### DIRECTIVE
How many lines of these records hold the string "bilan"? Reply with the number alone.
#### DATASET CONTENT ####
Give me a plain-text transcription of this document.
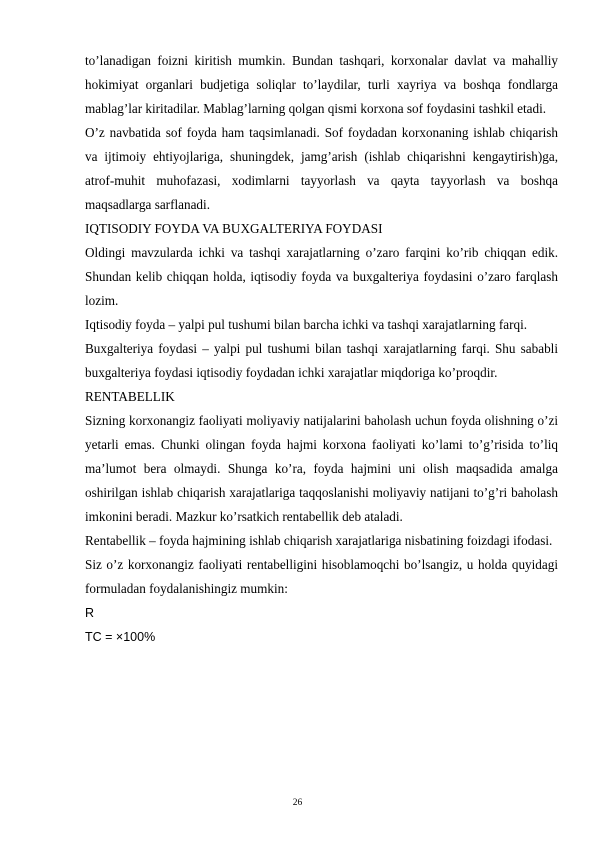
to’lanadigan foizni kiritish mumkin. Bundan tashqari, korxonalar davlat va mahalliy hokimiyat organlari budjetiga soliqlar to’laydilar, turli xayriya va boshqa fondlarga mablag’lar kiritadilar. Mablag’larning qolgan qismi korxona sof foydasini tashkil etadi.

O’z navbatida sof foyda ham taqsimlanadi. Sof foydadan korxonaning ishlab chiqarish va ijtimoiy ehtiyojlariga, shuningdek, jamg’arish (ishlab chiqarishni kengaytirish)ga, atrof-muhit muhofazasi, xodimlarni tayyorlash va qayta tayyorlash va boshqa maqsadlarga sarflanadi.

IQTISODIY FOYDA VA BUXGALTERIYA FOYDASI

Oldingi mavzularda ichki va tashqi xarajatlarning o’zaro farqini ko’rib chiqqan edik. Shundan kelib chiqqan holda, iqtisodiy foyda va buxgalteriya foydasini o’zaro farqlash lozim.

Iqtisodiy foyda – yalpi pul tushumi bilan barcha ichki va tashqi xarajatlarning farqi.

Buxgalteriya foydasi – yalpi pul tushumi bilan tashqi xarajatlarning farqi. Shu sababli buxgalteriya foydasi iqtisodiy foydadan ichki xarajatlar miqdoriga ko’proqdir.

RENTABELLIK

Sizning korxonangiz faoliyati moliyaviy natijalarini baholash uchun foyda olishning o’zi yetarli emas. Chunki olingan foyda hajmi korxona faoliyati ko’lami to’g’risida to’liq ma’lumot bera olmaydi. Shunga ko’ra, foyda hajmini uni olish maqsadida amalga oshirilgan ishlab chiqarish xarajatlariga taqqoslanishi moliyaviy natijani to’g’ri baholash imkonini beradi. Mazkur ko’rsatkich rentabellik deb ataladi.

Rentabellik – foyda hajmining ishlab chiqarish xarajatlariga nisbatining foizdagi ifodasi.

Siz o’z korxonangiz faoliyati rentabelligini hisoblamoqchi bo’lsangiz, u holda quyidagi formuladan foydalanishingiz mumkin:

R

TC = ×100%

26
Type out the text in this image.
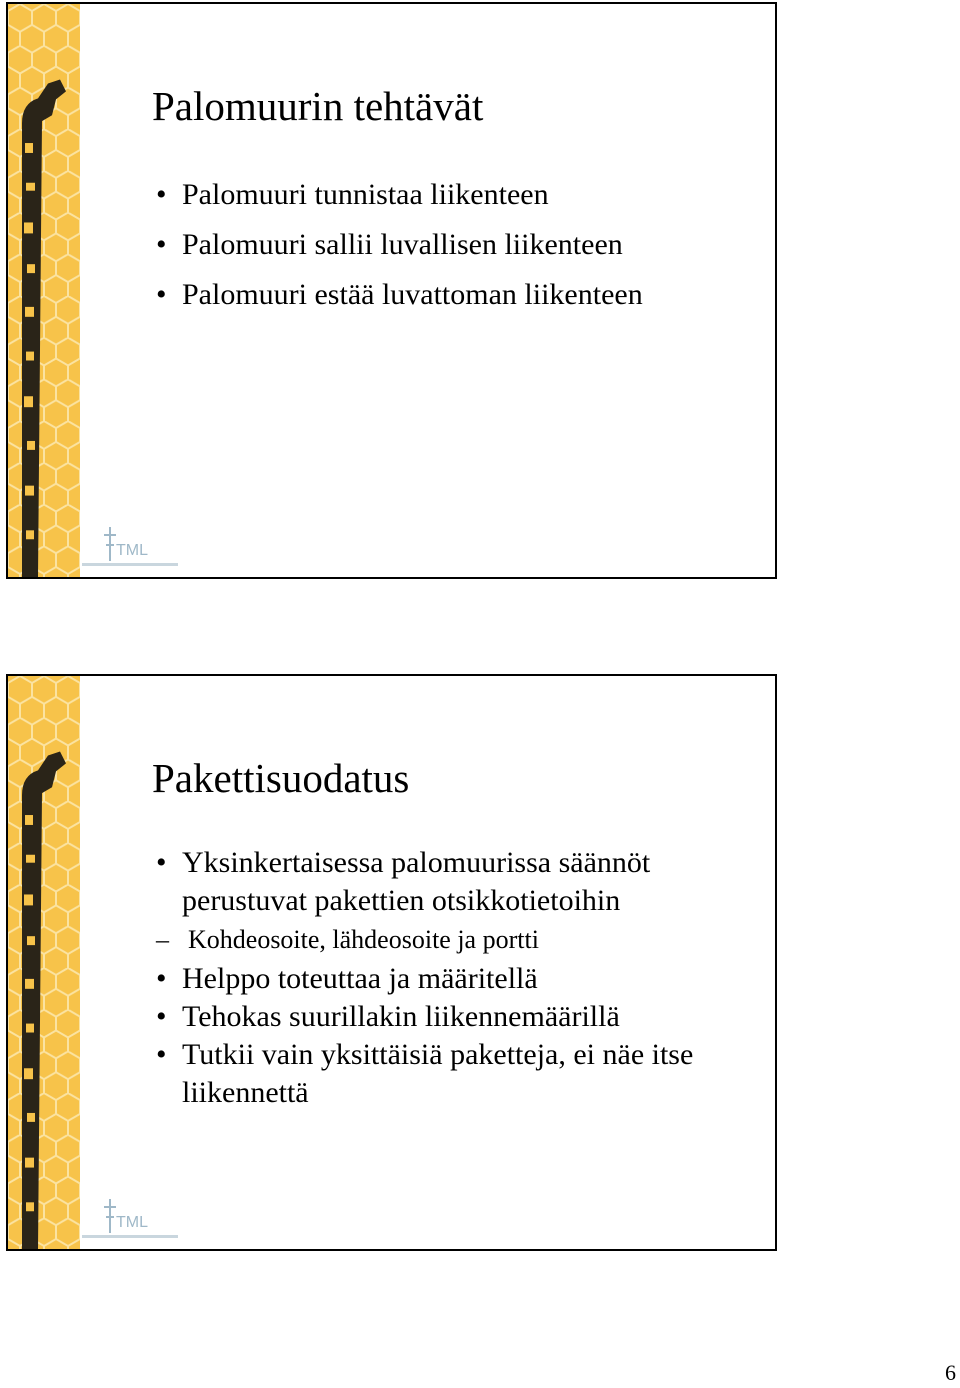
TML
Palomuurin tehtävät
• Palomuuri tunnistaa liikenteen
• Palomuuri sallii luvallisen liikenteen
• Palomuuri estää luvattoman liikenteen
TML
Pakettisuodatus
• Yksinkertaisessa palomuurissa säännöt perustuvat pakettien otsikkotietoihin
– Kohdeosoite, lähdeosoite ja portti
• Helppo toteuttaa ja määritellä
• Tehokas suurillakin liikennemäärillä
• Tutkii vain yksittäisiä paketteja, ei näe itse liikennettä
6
####
#### DATASET CONTENT ####
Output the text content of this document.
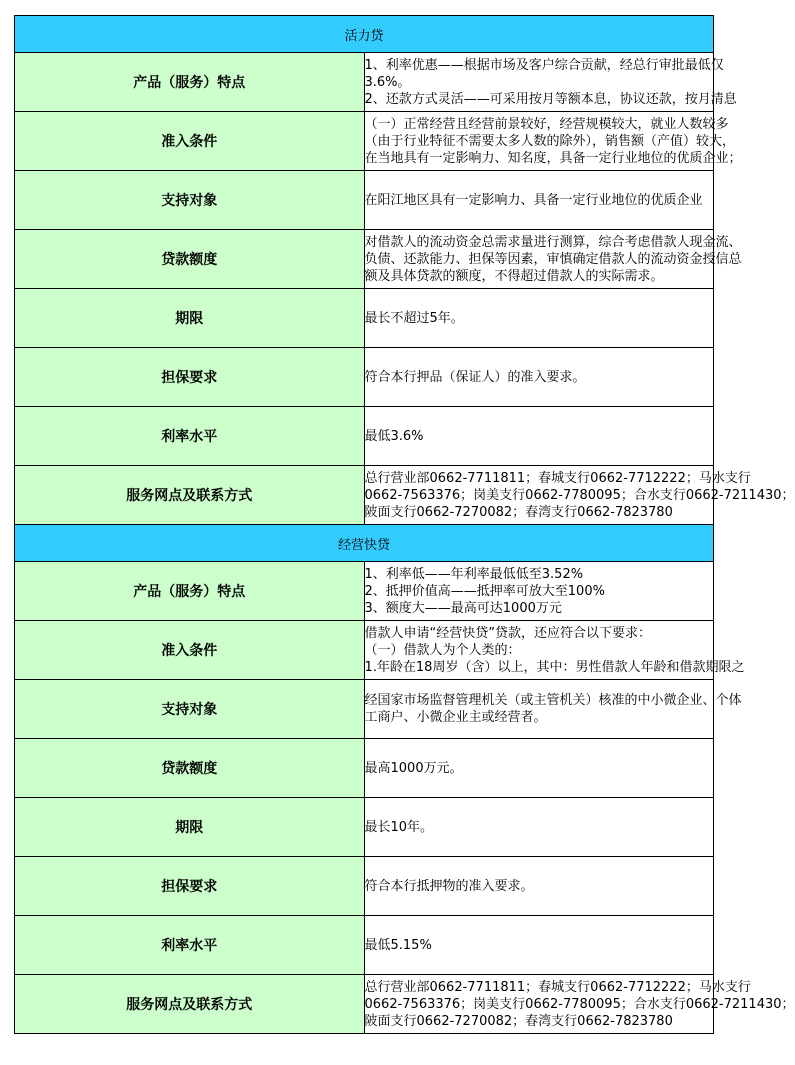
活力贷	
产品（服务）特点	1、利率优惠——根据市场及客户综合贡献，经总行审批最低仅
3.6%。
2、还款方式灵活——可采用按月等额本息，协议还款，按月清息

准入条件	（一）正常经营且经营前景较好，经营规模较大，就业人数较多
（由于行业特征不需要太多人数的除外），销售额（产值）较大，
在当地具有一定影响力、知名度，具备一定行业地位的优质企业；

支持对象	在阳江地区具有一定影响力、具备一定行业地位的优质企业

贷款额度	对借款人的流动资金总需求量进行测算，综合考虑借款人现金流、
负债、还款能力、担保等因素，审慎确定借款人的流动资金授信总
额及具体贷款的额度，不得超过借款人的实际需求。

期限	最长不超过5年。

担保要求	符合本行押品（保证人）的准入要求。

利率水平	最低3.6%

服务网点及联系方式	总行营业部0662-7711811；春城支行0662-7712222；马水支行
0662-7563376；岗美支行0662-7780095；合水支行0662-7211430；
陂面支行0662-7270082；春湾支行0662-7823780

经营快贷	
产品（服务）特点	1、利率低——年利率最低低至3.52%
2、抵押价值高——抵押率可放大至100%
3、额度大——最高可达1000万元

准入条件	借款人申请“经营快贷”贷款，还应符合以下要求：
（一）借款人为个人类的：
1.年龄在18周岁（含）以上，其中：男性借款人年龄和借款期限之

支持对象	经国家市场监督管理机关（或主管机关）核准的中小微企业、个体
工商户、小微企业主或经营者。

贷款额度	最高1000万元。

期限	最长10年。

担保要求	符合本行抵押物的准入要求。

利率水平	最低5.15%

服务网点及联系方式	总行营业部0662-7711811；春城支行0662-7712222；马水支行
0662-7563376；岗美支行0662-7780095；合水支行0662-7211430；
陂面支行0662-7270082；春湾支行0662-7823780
####
### EXERCISE RESULT
2